■ CONSEGNA: Quale conflitto l'estratto sulla crescita del reddito indica come il più grave per il Paese?

■ ESTRATTO DELLA FONTE:
........

Purtroppo, le modalità con cui la torta viene tagliata prevedono che briciole e pezzi di dolce stesso cadano per terra. Si pone quindi il problema della scelta tra avere una torta molto grande ma suddivisa in modo iniquo e averne una più piccola ma anche più equa. Uscendo dalla metafora, e arrivando al punto, sembra che l’attenzione prevalente del dibattito politico ed economico in questo Paese si sia concentrato negli ultimi decenni sul secondo aspetto.

Vale a dire sul come redistribuire il reddito, lasciando in secondo piano - se non addirittura ignorando - il primo aspetto, e cioè la sua creazione. Che, tuttavia, è cruciale e forse anche più importante. Innanzitutto, perché questa poca attenzione ha già determinato degli effetti tangibili: il tasso di crescita del reddito reale è in tendenziale discesa sin dagli anni’70 del scolo scorso. Vuol dire che i redditi nominali aumentano, quando aumentano, solo per effetto dei prezzi (l’inflazione) mentre il potere d’acquisto no. Secondariamente perché, con una torta sempre più piccola, i conflitti sull’attribuzione delle fette della stessa prima o poi esploderanno. 
Molti di questi conflitti sono noti, storici e visibili: lavoro contro capitale, onesti contro evasori, lavoratori a tempo indeterminato (insider) e lavoratori a tempo determinato (outsider). Tuttavia, del conflitto più grave questo paese sembra non avere ancora piena coscienza: si tratta di quello tra vecchie e nuove generazioni. Il conflitto è latente per una ragione semplice: il vincitore è molto forte e lo sconfitto molto debole. Lo squilibrio è evidente sia nell’orientamento sia nella composizione della spesa pubblica (pensioni, spesa per sanità e spesa per interessi sul debito occupano quasi il 60% della spesa pubblica, la spesa per istruzione meno del 10%); lo è inoltre anche sul mercato del lavoro, dove i giovani fanno registrare tassi di disoccupazione sempre più che doppi rispetto a quelli generali.

........

■ MATERIALE:
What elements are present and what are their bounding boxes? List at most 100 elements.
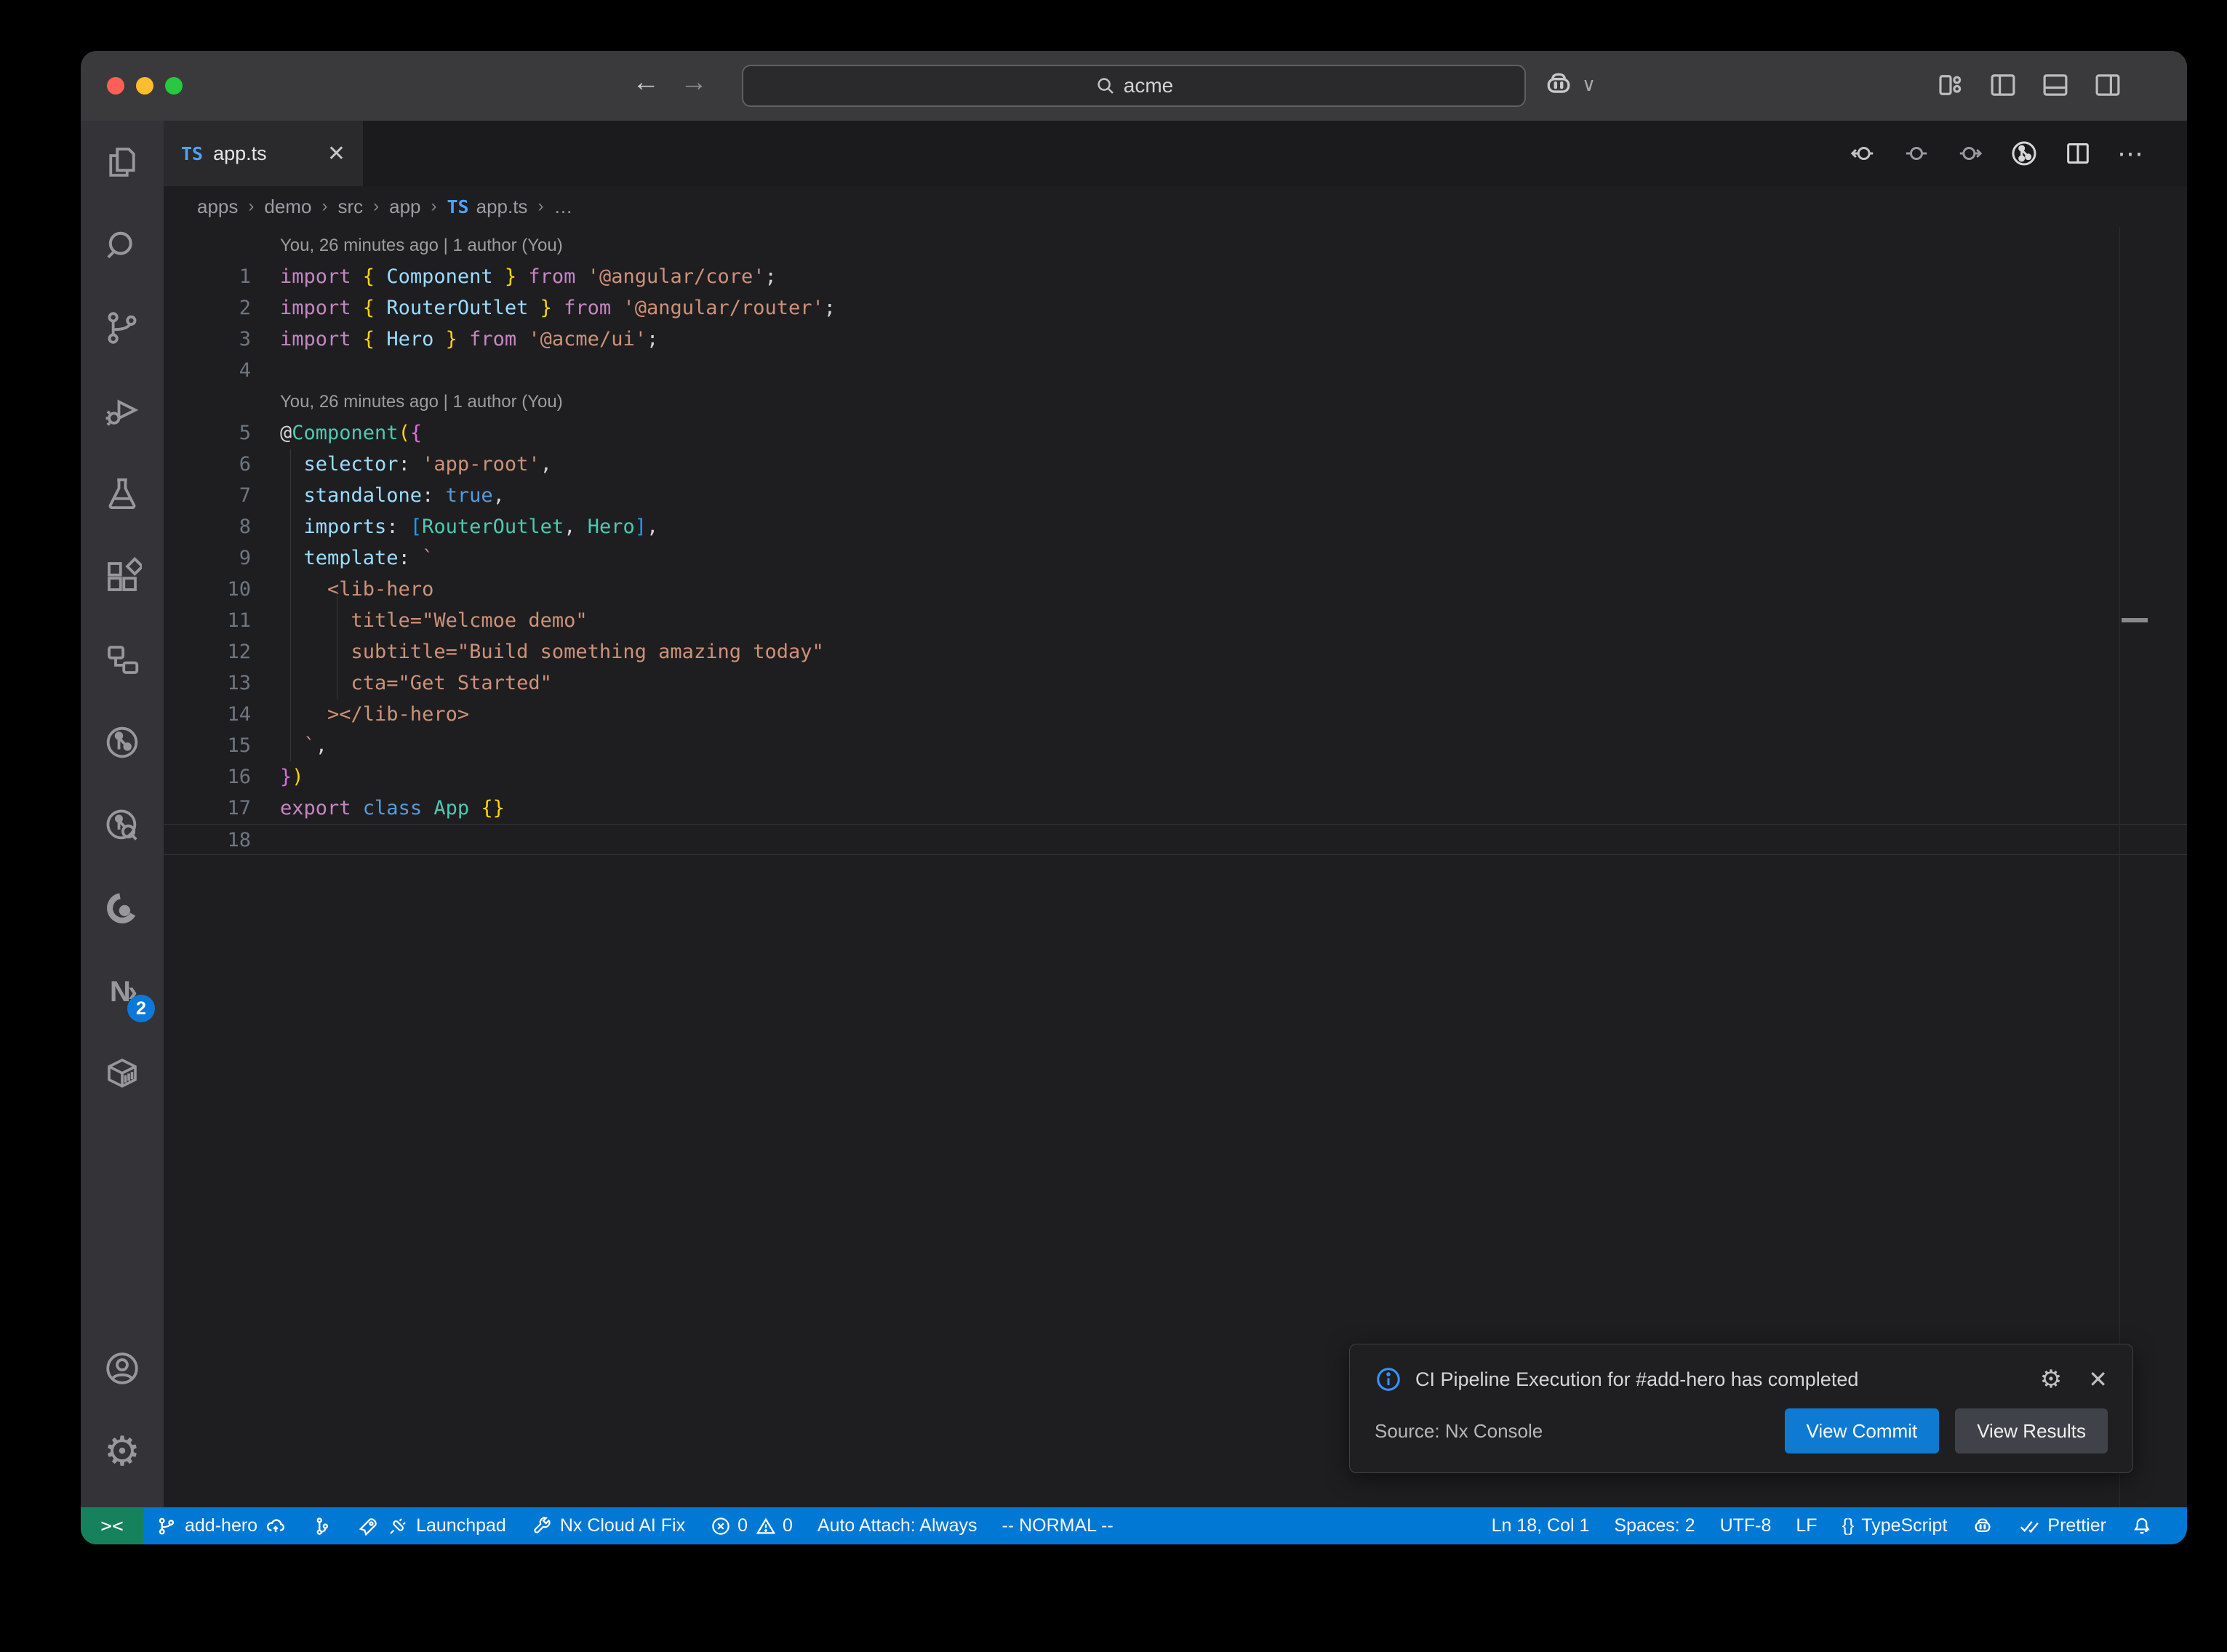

........

■ SOLUZIONE: Il conflitto tra vecchie e nuove generazioni.